▶ **Task statement**:
Lines containing the word "cognition" should be extracted in full.

▶ **Given records**:

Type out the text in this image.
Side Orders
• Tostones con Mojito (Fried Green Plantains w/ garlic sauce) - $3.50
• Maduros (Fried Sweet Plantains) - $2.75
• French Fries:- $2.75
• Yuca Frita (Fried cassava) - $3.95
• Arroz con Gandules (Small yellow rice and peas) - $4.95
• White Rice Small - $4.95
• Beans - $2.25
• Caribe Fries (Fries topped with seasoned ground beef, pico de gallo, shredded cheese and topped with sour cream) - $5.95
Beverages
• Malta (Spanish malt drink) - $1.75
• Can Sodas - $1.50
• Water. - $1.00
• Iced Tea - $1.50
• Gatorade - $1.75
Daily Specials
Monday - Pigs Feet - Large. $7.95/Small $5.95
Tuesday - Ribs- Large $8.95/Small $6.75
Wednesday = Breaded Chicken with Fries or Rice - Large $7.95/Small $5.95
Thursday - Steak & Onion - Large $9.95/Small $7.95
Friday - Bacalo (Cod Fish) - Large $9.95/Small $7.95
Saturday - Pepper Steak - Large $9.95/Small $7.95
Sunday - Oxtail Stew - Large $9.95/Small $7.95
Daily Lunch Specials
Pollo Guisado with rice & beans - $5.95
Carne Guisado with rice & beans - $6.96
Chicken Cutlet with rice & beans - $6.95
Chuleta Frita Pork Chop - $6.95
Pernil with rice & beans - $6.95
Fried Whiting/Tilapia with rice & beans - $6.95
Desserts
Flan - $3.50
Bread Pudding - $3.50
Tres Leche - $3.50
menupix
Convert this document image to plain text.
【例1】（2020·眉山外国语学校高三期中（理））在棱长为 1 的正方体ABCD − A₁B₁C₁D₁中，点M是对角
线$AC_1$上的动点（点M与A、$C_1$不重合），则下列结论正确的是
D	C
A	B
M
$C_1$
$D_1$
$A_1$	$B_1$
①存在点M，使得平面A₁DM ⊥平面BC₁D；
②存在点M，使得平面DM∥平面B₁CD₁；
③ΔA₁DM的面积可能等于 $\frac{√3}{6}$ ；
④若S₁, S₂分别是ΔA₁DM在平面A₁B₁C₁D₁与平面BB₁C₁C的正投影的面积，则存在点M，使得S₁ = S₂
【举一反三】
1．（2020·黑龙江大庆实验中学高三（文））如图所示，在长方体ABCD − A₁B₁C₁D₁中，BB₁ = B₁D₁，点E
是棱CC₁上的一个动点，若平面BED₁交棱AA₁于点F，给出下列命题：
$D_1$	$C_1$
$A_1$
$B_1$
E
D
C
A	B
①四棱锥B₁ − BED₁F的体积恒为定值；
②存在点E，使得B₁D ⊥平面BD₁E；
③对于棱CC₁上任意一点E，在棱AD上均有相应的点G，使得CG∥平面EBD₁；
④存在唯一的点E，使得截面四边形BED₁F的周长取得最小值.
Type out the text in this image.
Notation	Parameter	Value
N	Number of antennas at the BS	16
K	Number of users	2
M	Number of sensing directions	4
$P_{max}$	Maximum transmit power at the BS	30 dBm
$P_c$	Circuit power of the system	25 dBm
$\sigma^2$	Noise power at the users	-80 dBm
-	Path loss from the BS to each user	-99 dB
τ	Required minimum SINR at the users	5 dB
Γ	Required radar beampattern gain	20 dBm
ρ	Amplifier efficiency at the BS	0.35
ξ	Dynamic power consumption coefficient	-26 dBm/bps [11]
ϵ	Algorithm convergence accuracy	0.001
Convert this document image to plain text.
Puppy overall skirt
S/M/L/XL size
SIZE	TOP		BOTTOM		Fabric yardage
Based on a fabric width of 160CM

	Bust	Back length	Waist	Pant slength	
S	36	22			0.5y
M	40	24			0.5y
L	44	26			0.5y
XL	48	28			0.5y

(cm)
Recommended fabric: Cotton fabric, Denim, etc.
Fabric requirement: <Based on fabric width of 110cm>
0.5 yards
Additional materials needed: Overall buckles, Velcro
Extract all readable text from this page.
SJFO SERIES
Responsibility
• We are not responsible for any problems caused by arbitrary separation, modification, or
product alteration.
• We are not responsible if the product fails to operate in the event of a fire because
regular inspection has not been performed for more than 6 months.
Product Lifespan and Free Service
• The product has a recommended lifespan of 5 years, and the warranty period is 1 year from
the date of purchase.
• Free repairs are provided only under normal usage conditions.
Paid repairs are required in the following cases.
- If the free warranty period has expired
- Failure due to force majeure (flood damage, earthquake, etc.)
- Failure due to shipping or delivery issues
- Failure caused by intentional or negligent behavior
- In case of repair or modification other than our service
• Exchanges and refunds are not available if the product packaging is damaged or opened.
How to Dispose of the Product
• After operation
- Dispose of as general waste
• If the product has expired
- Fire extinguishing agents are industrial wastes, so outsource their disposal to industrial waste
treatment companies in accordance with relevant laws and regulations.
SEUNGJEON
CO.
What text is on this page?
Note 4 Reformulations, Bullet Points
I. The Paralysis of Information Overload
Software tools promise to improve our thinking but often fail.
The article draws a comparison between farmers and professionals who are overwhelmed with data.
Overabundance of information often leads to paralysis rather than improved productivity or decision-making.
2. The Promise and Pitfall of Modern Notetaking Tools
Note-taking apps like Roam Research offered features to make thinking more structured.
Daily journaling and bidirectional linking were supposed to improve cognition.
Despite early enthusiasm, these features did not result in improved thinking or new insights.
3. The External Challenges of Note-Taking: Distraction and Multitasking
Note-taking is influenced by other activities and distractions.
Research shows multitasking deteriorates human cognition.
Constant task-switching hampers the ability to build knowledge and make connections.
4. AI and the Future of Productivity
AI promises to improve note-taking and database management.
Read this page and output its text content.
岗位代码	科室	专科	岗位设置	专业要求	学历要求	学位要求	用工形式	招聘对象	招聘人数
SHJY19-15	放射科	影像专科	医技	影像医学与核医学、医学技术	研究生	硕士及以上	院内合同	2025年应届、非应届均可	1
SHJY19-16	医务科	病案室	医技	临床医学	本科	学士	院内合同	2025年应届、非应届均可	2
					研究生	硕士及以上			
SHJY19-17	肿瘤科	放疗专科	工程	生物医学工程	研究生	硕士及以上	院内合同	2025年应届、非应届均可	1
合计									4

▶ **Reply to the task**:
Daily journaling and bidirectional linking were supposed to improve cognition.
Research shows multitasking deteriorates human cognition.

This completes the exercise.